Problem details: Edit the records below so that every occurrence of "Chapter 15A" becomes "Chapter 15B", and reproduce all other text unchanged.

Dataset records:

☆ ☆ ☆ ☆ ☆ ☆ ☆

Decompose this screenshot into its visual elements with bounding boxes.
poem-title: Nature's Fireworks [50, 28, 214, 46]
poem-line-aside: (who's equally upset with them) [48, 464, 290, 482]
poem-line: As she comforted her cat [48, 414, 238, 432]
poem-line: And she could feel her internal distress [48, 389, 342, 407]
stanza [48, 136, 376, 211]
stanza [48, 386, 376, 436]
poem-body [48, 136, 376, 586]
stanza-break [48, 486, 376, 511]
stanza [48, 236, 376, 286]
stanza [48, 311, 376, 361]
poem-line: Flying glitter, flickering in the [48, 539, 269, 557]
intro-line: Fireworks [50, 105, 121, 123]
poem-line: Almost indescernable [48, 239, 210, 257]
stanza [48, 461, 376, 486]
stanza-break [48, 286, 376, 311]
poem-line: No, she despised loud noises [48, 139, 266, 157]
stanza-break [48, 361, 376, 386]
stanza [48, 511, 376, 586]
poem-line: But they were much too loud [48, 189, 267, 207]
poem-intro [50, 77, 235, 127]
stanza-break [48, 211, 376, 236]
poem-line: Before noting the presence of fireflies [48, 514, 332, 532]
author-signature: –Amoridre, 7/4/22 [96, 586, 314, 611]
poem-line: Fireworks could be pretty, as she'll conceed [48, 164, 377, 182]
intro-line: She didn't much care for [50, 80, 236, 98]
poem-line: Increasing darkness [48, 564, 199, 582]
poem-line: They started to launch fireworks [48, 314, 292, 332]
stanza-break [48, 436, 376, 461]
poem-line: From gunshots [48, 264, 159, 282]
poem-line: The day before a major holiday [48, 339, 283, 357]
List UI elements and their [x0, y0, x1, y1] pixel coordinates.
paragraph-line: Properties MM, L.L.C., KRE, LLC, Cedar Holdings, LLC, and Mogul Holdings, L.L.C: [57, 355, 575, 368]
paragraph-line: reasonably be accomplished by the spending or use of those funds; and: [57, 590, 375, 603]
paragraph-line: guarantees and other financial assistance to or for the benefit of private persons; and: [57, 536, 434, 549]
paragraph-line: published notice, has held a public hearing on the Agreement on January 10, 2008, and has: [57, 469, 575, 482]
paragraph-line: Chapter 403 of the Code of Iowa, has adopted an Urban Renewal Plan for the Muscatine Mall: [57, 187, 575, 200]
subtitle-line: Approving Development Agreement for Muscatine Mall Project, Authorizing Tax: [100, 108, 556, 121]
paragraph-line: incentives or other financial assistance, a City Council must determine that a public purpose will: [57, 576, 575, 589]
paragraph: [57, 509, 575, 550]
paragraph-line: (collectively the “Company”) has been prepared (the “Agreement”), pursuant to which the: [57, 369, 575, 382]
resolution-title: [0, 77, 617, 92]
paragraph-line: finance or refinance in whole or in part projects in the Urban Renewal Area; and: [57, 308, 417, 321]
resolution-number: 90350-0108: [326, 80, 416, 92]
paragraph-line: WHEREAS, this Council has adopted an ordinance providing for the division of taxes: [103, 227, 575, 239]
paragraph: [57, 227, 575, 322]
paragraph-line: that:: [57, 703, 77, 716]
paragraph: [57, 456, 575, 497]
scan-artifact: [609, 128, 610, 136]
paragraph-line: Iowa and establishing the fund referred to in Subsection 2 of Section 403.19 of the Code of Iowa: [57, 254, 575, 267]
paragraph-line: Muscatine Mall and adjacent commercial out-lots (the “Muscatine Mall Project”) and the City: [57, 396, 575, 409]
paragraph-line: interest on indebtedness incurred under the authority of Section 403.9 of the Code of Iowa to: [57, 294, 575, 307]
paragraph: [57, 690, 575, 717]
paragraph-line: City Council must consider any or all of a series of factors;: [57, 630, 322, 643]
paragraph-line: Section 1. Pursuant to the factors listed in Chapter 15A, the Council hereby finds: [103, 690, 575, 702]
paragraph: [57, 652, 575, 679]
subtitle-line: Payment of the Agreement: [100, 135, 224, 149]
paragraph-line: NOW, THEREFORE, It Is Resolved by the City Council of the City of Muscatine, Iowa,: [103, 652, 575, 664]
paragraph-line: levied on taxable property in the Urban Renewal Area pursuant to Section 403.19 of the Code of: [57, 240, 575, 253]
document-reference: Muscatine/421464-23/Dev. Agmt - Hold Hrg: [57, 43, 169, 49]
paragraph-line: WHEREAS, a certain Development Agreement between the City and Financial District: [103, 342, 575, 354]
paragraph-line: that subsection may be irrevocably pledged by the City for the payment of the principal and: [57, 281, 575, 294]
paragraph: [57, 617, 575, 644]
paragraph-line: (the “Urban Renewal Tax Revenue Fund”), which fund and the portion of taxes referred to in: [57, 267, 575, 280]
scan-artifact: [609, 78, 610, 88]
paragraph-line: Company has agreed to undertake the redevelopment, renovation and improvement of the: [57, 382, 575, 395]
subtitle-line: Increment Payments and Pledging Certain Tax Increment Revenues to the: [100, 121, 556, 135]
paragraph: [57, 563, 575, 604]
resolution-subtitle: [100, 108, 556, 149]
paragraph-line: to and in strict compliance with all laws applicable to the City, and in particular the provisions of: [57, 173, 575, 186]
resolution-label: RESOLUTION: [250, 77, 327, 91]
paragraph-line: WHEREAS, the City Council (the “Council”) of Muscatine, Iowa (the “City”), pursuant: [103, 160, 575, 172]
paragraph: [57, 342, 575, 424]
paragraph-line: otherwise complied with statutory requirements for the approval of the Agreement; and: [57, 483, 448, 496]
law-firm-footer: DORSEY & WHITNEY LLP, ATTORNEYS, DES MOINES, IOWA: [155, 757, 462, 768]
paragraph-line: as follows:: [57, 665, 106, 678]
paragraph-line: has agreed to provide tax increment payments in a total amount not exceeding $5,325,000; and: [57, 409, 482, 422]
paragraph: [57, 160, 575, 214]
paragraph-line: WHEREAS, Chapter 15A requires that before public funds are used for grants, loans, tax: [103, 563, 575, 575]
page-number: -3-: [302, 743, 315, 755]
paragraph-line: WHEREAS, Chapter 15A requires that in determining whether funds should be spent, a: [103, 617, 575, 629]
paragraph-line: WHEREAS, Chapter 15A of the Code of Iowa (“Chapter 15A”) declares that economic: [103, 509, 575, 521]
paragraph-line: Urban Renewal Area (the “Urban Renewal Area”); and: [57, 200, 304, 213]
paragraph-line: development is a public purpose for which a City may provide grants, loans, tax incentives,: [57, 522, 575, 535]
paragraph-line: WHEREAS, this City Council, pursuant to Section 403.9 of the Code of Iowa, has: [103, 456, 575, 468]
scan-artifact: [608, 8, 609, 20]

☆ ☆ ☆ ☆ ☆ ☆ ☆

Correct response:
Decompose this screenshot into its visual elements with bounding boxes.
poem-title: Nature's Fireworks [50, 28, 214, 46]
poem-line-aside: (who's equally upset with them) [48, 464, 290, 482]
poem-line: As she comforted her cat [48, 414, 238, 432]
poem-line: And she could feel her internal distress [48, 389, 342, 407]
stanza [48, 136, 376, 211]
stanza [48, 386, 376, 436]
poem-body [48, 136, 376, 586]
stanza-break [48, 486, 376, 511]
stanza [48, 236, 376, 286]
stanza [48, 311, 376, 361]
poem-line: Flying glitter, flickering in the [48, 539, 269, 557]
intro-line: Fireworks [50, 105, 121, 123]
poem-line: Almost indescernable [48, 239, 210, 257]
stanza [48, 461, 376, 486]
stanza-break [48, 286, 376, 311]
poem-line: No, she despised loud noises [48, 139, 266, 157]
stanza-break [48, 361, 376, 386]
stanza [48, 511, 376, 586]
poem-line: But they were much too loud [48, 189, 267, 207]
poem-intro [50, 77, 235, 127]
stanza-break [48, 211, 376, 236]
poem-line: Before noting the presence of fireflies [48, 514, 332, 532]
author-signature: –Amoridre, 7/4/22 [96, 586, 314, 611]
poem-line: Fireworks could be pretty, as she'll conceed [48, 164, 377, 182]
intro-line: She didn't much care for [50, 80, 236, 98]
poem-line: Increasing darkness [48, 564, 199, 582]
poem-line: They started to launch fireworks [48, 314, 292, 332]
stanza-break [48, 436, 376, 461]
poem-line: From gunshots [48, 264, 159, 282]
poem-line: The day before a major holiday [48, 339, 283, 357]
List UI elements and their [x0, y0, x1, y1] pixel coordinates.
paragraph-line: Properties MM, L.L.C., KRE, LLC, Cedar Holdings, LLC, and Mogul Holdings, L.L.C: [57, 355, 575, 368]
paragraph-line: reasonably be accomplished by the spending or use of those funds; and: [57, 590, 375, 603]
paragraph-line: guarantees and other financial assistance to or for the benefit of private persons; and: [57, 536, 434, 549]
paragraph-line: published notice, has held a public hearing on the Agreement on January 10, 2008, and has: [57, 469, 575, 482]
paragraph-line: Chapter 403 of the Code of Iowa, has adopted an Urban Renewal Plan for the Muscatine Mall: [57, 187, 575, 200]
subtitle-line: Approving Development Agreement for Muscatine Mall Project, Authorizing Tax: [100, 108, 556, 121]
paragraph-line: incentives or other financial assistance, a City Council must determine that a public purpose will: [57, 576, 575, 589]
paragraph: [57, 509, 575, 550]
paragraph-line: (collectively the “Company”) has been prepared (the “Agreement”), pursuant to which the: [57, 369, 575, 382]
resolution-title: [0, 77, 617, 92]
paragraph-line: finance or refinance in whole or in part projects in the Urban Renewal Area; and: [57, 308, 417, 321]
resolution-number: 90350-0108: [326, 80, 416, 92]
paragraph-line: WHEREAS, this Council has adopted an ordinance providing for the division of taxes: [103, 227, 575, 239]
paragraph: [57, 227, 575, 322]
paragraph-line: that:: [57, 703, 77, 716]
paragraph: [57, 456, 575, 497]
scan-artifact: [609, 128, 610, 136]
paragraph-line: Iowa and establishing the fund referred to in Subsection 2 of Section 403.19 of the Code of Iowa: [57, 254, 575, 267]
paragraph-line: Muscatine Mall and adjacent commercial out-lots (the “Muscatine Mall Project”) and the City: [57, 396, 575, 409]
paragraph-line: interest on indebtedness incurred under the authority of Section 403.9 of the Code of Iowa to: [57, 294, 575, 307]
paragraph: [57, 690, 575, 717]
paragraph-line: City Council must consider any or all of a series of factors;: [57, 630, 322, 643]
paragraph-line: Section 1. Pursuant to the factors listed in Chapter 15B, the Council hereby finds: [103, 690, 575, 702]
paragraph: [57, 652, 575, 679]
subtitle-line: Payment of the Agreement: [100, 135, 224, 149]
paragraph-line: NOW, THEREFORE, It Is Resolved by the City Council of the City of Muscatine, Iowa,: [103, 652, 575, 664]
paragraph-line: levied on taxable property in the Urban Renewal Area pursuant to Section 403.19 of the Code of: [57, 240, 575, 253]
document-reference: Muscatine/421464-23/Dev. Agmt - Hold Hrg: [57, 43, 169, 49]
paragraph-line: WHEREAS, a certain Development Agreement between the City and Financial District: [103, 342, 575, 354]
paragraph-line: that subsection may be irrevocably pledged by the City for the payment of the principal and: [57, 281, 575, 294]
paragraph: [57, 617, 575, 644]
paragraph-line: (the “Urban Renewal Tax Revenue Fund”), which fund and the portion of taxes referred to in: [57, 267, 575, 280]
scan-artifact: [609, 78, 610, 88]
paragraph-line: Company has agreed to undertake the redevelopment, renovation and improvement of the: [57, 382, 575, 395]
subtitle-line: Increment Payments and Pledging Certain Tax Increment Revenues to the: [100, 121, 556, 135]
paragraph: [57, 563, 575, 604]
resolution-subtitle: [100, 108, 556, 149]
paragraph-line: to and in strict compliance with all laws applicable to the City, and in particular the provisions of: [57, 173, 575, 186]
resolution-label: RESOLUTION: [250, 77, 327, 91]
paragraph-line: WHEREAS, the City Council (the “Council”) of Muscatine, Iowa (the “City”), pursuant: [103, 160, 575, 172]
paragraph: [57, 342, 575, 424]
paragraph-line: otherwise complied with statutory requirements for the approval of the Agreement; and: [57, 483, 448, 496]
law-firm-footer: DORSEY & WHITNEY LLP, ATTORNEYS, DES MOINES, IOWA: [155, 757, 462, 768]
paragraph-line: as follows:: [57, 665, 106, 678]
paragraph-line: has agreed to provide tax increment payments in a total amount not exceeding $5,325,000; and: [57, 409, 482, 422]
paragraph: [57, 160, 575, 214]
paragraph-line: WHEREAS, Chapter 15B requires that before public funds are used for grants, loans, tax: [103, 563, 575, 575]
page-number: -3-: [302, 743, 315, 755]
paragraph-line: WHEREAS, Chapter 15B requires that in determining whether funds should be spent, a: [103, 617, 575, 629]
paragraph-line: WHEREAS, Chapter 15B of the Code of Iowa (“Chapter 15B”) declares that economic: [103, 509, 575, 521]
paragraph-line: Urban Renewal Area (the “Urban Renewal Area”); and: [57, 200, 304, 213]
paragraph-line: development is a public purpose for which a City may provide grants, loans, tax incentives,: [57, 522, 575, 535]
paragraph-line: WHEREAS, this City Council, pursuant to Section 403.9 of the Code of Iowa, has: [103, 456, 575, 468]
scan-artifact: [608, 8, 609, 20]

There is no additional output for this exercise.